>> begin
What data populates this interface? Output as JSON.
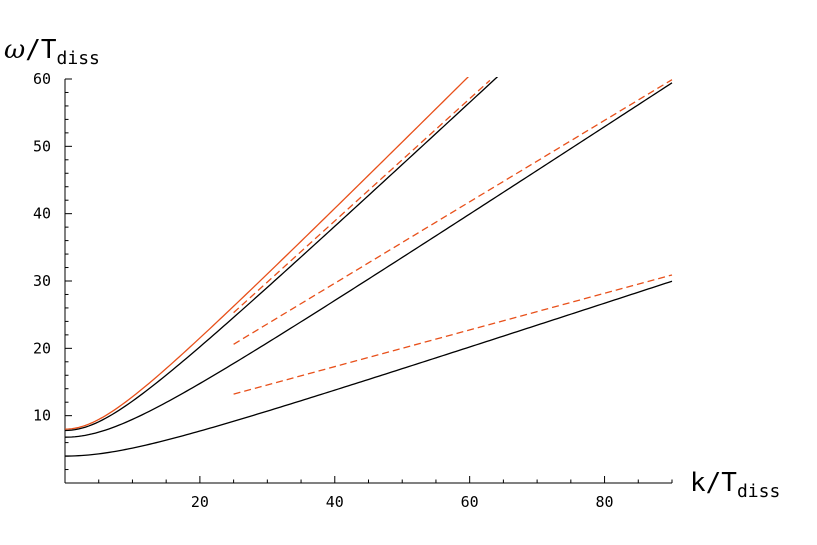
{
  "chart_data": {
    "type": "line",
    "title": "",
    "xlabel": {
      "main": "k/T",
      "sub": "diss"
    },
    "ylabel": {
      "prefix": "ω",
      "main": "/T",
      "sub": "diss"
    },
    "xlim": [
      0,
      90
    ],
    "ylim": [
      0,
      60
    ],
    "xticks": [
      20,
      40,
      60,
      80
    ],
    "yticks": [
      10,
      20,
      30,
      40,
      50,
      60
    ],
    "grid": false,
    "legend": "none",
    "colors": {
      "black": "#000000",
      "orange": "#e8501a"
    },
    "series": [
      {
        "style": "solid",
        "color": "#e8501a",
        "x": [
          0,
          60
        ],
        "y": [
          8.0,
          60.0
        ],
        "mass": 8.0,
        "speed": 1.0
      },
      {
        "style": "solid",
        "color": "#000000",
        "x": [
          0,
          90
        ],
        "y": [
          7.8,
          84.0
        ],
        "mass": 7.8,
        "speed": 0.933
      },
      {
        "style": "solid",
        "color": "#000000",
        "x": [
          0,
          90
        ],
        "y": [
          6.8,
          59.6
        ],
        "mass": 6.8,
        "speed": 0.656
      },
      {
        "style": "solid",
        "color": "#000000",
        "x": [
          0,
          90
        ],
        "y": [
          4.0,
          30.1
        ],
        "mass": 4.0,
        "speed": 0.33
      },
      {
        "style": "dashed",
        "color": "#e8501a",
        "x": [
          25,
          63
        ],
        "y": [
          25.3,
          59.8
        ]
      },
      {
        "style": "dashed",
        "color": "#e8501a",
        "x": [
          25,
          90
        ],
        "y": [
          20.6,
          59.9
        ]
      },
      {
        "style": "dashed",
        "color": "#e8501a",
        "x": [
          25,
          90
        ],
        "y": [
          13.2,
          30.9
        ]
      }
    ]
  }
}
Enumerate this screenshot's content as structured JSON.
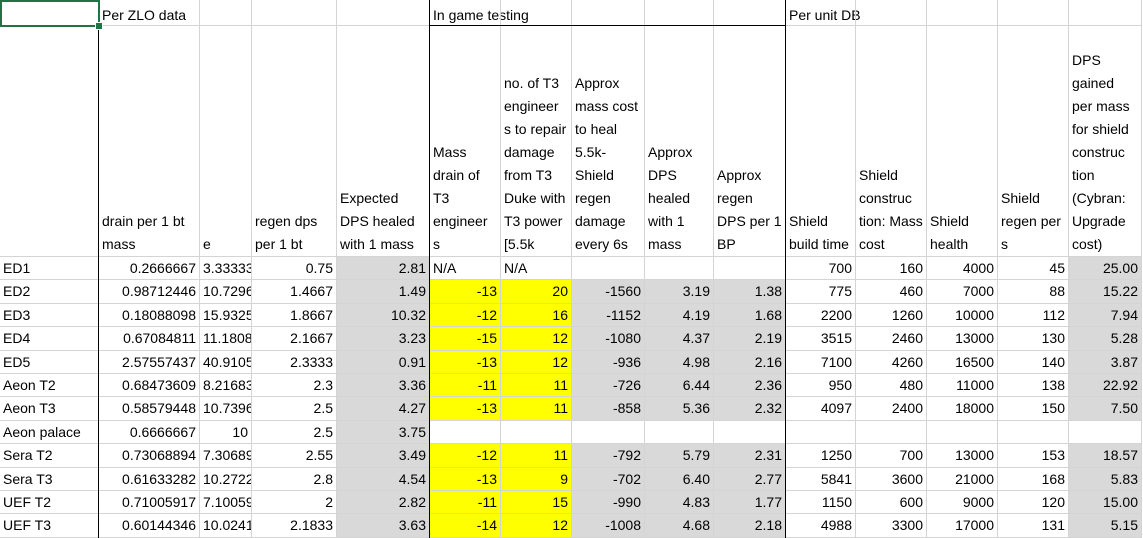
{
  "groups": {
    "zlo": "Per ZLO data",
    "ingame": "In game testing",
    "unitdb": "Per unit DB"
  },
  "headers": [
    "drain per 1 bt mass",
    "e",
    "regen dps per 1 bt",
    "Expected DPS healed with 1 mass",
    "Mass drain of T3 engineer s",
    "no. of T3 engineer s to repair damage from T3 Duke with T3 power [5.5k",
    "Approx mass cost to heal 5.5k-Shield regen damage every 6s",
    "Approx DPS healed with 1 mass",
    "Approx regen DPS per 1 BP",
    "Shield build time",
    "Shield construc tion: Mass cost",
    "Shield health",
    "Shield regen per s",
    "DPS gained per mass for shield construc tion (Cybran: Upgrade cost)"
  ],
  "rows": [
    {
      "name": "ED1",
      "c": [
        "0.2666667",
        "3.33333",
        "0.75",
        "2.81",
        "N/A",
        "N/A",
        "",
        "",
        "",
        "700",
        "160",
        "4000",
        "45",
        "25.00"
      ]
    },
    {
      "name": "ED2",
      "c": [
        "0.98712446",
        "10.7296",
        "1.4667",
        "1.49",
        "-13",
        "20",
        "-1560",
        "3.19",
        "1.38",
        "775",
        "460",
        "7000",
        "88",
        "15.22"
      ]
    },
    {
      "name": "ED3",
      "c": [
        "0.18088098",
        "15.9325",
        "1.8667",
        "10.32",
        "-12",
        "16",
        "-1152",
        "4.19",
        "1.68",
        "2200",
        "1260",
        "10000",
        "112",
        "7.94"
      ]
    },
    {
      "name": "ED4",
      "c": [
        "0.67084811",
        "11.1808",
        "2.1667",
        "3.23",
        "-15",
        "12",
        "-1080",
        "4.37",
        "2.19",
        "3515",
        "2460",
        "13000",
        "130",
        "5.28"
      ]
    },
    {
      "name": "ED5",
      "c": [
        "2.57557437",
        "40.9105",
        "2.3333",
        "0.91",
        "-13",
        "12",
        "-936",
        "4.98",
        "2.16",
        "7100",
        "4260",
        "16500",
        "140",
        "3.87"
      ]
    },
    {
      "name": "Aeon T2",
      "c": [
        "0.68473609",
        "8.21683",
        "2.3",
        "3.36",
        "-11",
        "11",
        "-726",
        "6.44",
        "2.36",
        "950",
        "480",
        "11000",
        "138",
        "22.92"
      ]
    },
    {
      "name": "Aeon T3",
      "c": [
        "0.58579448",
        "10.7396",
        "2.5",
        "4.27",
        "-13",
        "11",
        "-858",
        "5.36",
        "2.32",
        "4097",
        "2400",
        "18000",
        "150",
        "7.50"
      ]
    },
    {
      "name": "Aeon palace",
      "c": [
        "0.6666667",
        "10",
        "2.5",
        "3.75",
        "",
        "",
        "",
        "",
        "",
        "",
        "",
        "",
        "",
        ""
      ]
    },
    {
      "name": "Sera T2",
      "c": [
        "0.73068894",
        "7.30689",
        "2.55",
        "3.49",
        "-12",
        "11",
        "-792",
        "5.79",
        "2.31",
        "1250",
        "700",
        "13000",
        "153",
        "18.57"
      ]
    },
    {
      "name": "Sera T3",
      "c": [
        "0.61633282",
        "10.2722",
        "2.8",
        "4.54",
        "-13",
        "9",
        "-702",
        "6.40",
        "2.77",
        "5841",
        "3600",
        "21000",
        "168",
        "5.83"
      ]
    },
    {
      "name": "UEF T2",
      "c": [
        "0.71005917",
        "7.10059",
        "2",
        "2.82",
        "-11",
        "15",
        "-990",
        "4.83",
        "1.77",
        "1150",
        "600",
        "9000",
        "120",
        "15.00"
      ]
    },
    {
      "name": "UEF T3",
      "c": [
        "0.60144346",
        "10.0241",
        "2.1833",
        "3.63",
        "-14",
        "12",
        "-1008",
        "4.68",
        "2.18",
        "4988",
        "3300",
        "17000",
        "131",
        "5.15"
      ]
    }
  ],
  "colors": {
    "highlight": "#ffff00",
    "calc": "#d9d9d9",
    "selection": "#217346"
  }
}
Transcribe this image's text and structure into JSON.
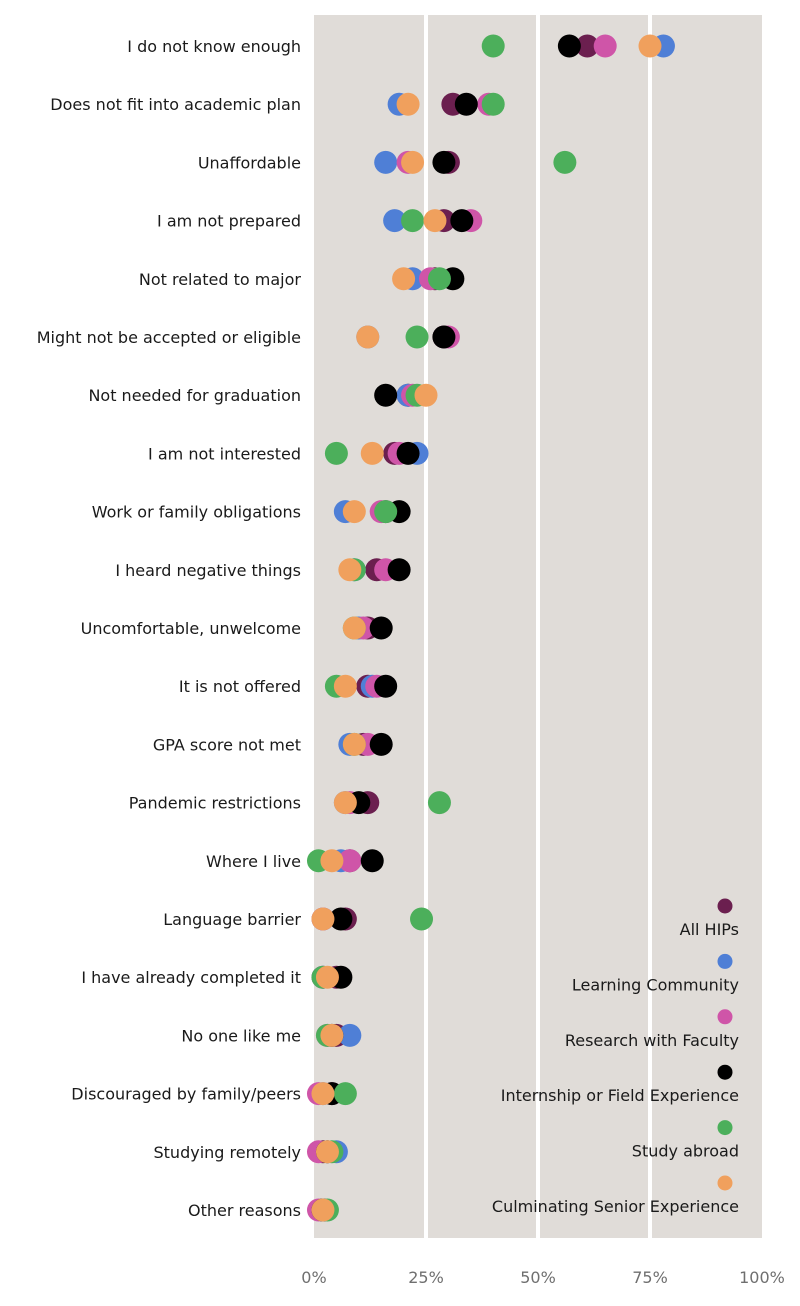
{
  "chart_data": {
    "type": "scatter",
    "title": "",
    "xlabel": "",
    "ylabel": "",
    "xlim": [
      0,
      100
    ],
    "x_ticks": [
      "0%",
      "25%",
      "50%",
      "75%",
      "100%"
    ],
    "grid": true,
    "legend_position": "bottom-right",
    "categories": [
      "I do not know enough",
      "Does not fit into academic plan",
      "Unaffordable",
      "I am not prepared",
      "Not related to major",
      "Might not be accepted or eligible",
      "Not needed for graduation",
      "I am not interested",
      "Work or family obligations",
      "I heard negative things",
      "Uncomfortable, unwelcome",
      "It is not offered",
      "GPA score not met",
      "Pandemic restrictions",
      "Where I live",
      "Language barrier",
      "I have already completed it",
      "No one like me",
      "Discouraged by family/peers",
      "Studying remotely",
      "Other reasons"
    ],
    "series": [
      {
        "name": "All HIPs",
        "color": "#6b1f4f",
        "values": [
          61,
          31,
          30,
          29,
          27,
          29,
          21,
          18,
          16,
          14,
          12,
          12,
          11,
          12,
          8,
          7,
          5,
          5,
          4,
          2,
          2
        ]
      },
      {
        "name": "Learning Community",
        "color": "#4f7fd6",
        "values": [
          78,
          19,
          16,
          18,
          22,
          12,
          21,
          23,
          7,
          9,
          10,
          13,
          8,
          7,
          6,
          2,
          2,
          8,
          2,
          5,
          2
        ]
      },
      {
        "name": "Research with Faculty",
        "color": "#cf55a8",
        "values": [
          65,
          39,
          21,
          35,
          26,
          30,
          22,
          19,
          15,
          16,
          11,
          14,
          12,
          8,
          8,
          2,
          2,
          3,
          1,
          1,
          1
        ]
      },
      {
        "name": "Internship or Field Experience",
        "color": "#000000",
        "values": [
          57,
          34,
          29,
          33,
          31,
          29,
          16,
          21,
          19,
          19,
          15,
          16,
          15,
          10,
          13,
          6,
          6,
          4,
          4,
          3,
          2
        ]
      },
      {
        "name": "Study abroad",
        "color": "#4caf5b",
        "values": [
          40,
          40,
          56,
          22,
          28,
          23,
          23,
          5,
          16,
          9,
          9,
          5,
          9,
          28,
          1,
          24,
          2,
          3,
          7,
          4,
          3
        ]
      },
      {
        "name": "Culminating Senior Experience",
        "color": "#f0a05d",
        "values": [
          75,
          21,
          22,
          27,
          20,
          12,
          25,
          13,
          9,
          8,
          9,
          7,
          9,
          7,
          4,
          2,
          3,
          4,
          2,
          3,
          2
        ]
      }
    ]
  }
}
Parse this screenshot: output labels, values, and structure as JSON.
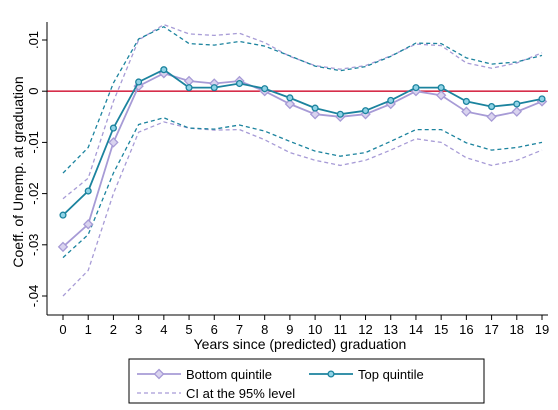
{
  "chart_data": {
    "type": "line",
    "title": "",
    "xlabel": "Years since (predicted) graduation",
    "ylabel": "Coeff. of Unemp. at graduation",
    "x": [
      0,
      1,
      2,
      3,
      4,
      5,
      6,
      7,
      8,
      9,
      10,
      11,
      12,
      13,
      14,
      15,
      16,
      17,
      18,
      19
    ],
    "xticks": [
      "0",
      "1",
      "2",
      "3",
      "4",
      "5",
      "6",
      "7",
      "8",
      "9",
      "10",
      "11",
      "12",
      "13",
      "14",
      "15",
      "16",
      "17",
      "18",
      "19"
    ],
    "yticks": [
      {
        "value": 0.01,
        "label": ".01"
      },
      {
        "value": 0,
        "label": "0"
      },
      {
        "value": -0.01,
        "label": "-.01"
      },
      {
        "value": -0.02,
        "label": "-.02"
      },
      {
        "value": -0.03,
        "label": "-.03"
      },
      {
        "value": -0.04,
        "label": "-.04"
      }
    ],
    "xlim": [
      -0.5,
      19.3
    ],
    "ylim": [
      -0.0415,
      0.0125
    ],
    "reference_line": {
      "y": 0,
      "color": "#d62e4a"
    },
    "series": [
      {
        "name": "Bottom quintile",
        "color": "#a79bd6",
        "marker": "diamond",
        "values": [
          -0.0304,
          -0.026,
          -0.01,
          0.001,
          0.0035,
          0.002,
          0.0015,
          0.002,
          0.0,
          -0.0025,
          -0.0045,
          -0.005,
          -0.0045,
          -0.0025,
          0.0,
          -0.0008,
          -0.004,
          -0.005,
          -0.004,
          -0.002
        ],
        "ci_lower": [
          -0.04,
          -0.035,
          -0.02,
          -0.008,
          -0.006,
          -0.0072,
          -0.0076,
          -0.0075,
          -0.0095,
          -0.012,
          -0.0135,
          -0.0145,
          -0.0135,
          -0.0115,
          -0.0093,
          -0.01,
          -0.013,
          -0.0145,
          -0.0135,
          -0.0115
        ],
        "ci_upper": [
          -0.021,
          -0.017,
          -0.002,
          0.01,
          0.013,
          0.0112,
          0.0109,
          0.0113,
          0.0095,
          0.0068,
          0.005,
          0.0043,
          0.005,
          0.0069,
          0.0092,
          0.0089,
          0.0055,
          0.0045,
          0.0055,
          0.0075
        ]
      },
      {
        "name": "Top quintile",
        "color": "#1b839e",
        "marker": "circle",
        "values": [
          -0.0242,
          -0.0195,
          -0.0072,
          0.0018,
          0.0042,
          0.0007,
          0.0007,
          0.0015,
          0.0005,
          -0.0013,
          -0.0033,
          -0.0045,
          -0.0038,
          -0.0018,
          0.0007,
          0.0007,
          -0.002,
          -0.003,
          -0.0025,
          -0.0015
        ],
        "ci_lower": [
          -0.0325,
          -0.028,
          -0.016,
          -0.0065,
          -0.0052,
          -0.0072,
          -0.0074,
          -0.0066,
          -0.0078,
          -0.0098,
          -0.0117,
          -0.0127,
          -0.012,
          -0.0098,
          -0.0075,
          -0.0075,
          -0.0101,
          -0.0115,
          -0.011,
          -0.01
        ],
        "ci_upper": [
          -0.016,
          -0.011,
          0.0016,
          0.0102,
          0.0126,
          0.0093,
          0.009,
          0.0097,
          0.0088,
          0.0069,
          0.0049,
          0.004,
          0.0048,
          0.0068,
          0.0094,
          0.0093,
          0.0065,
          0.0053,
          0.0057,
          0.007
        ]
      }
    ],
    "legend": {
      "placement": "bottom",
      "entries": [
        "Bottom quintile",
        "Top quintile",
        "CI at the 95% level"
      ]
    }
  }
}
>> end
# Given exercise
Pick out every line holding the string "damage" and return it.

# Exercise output
    "no. of T3 engineer s to repair damage from T3 Duke with T3 power [5.5k",
    "Approx mass cost to heal 5.5k-Shield regen damage every 6s",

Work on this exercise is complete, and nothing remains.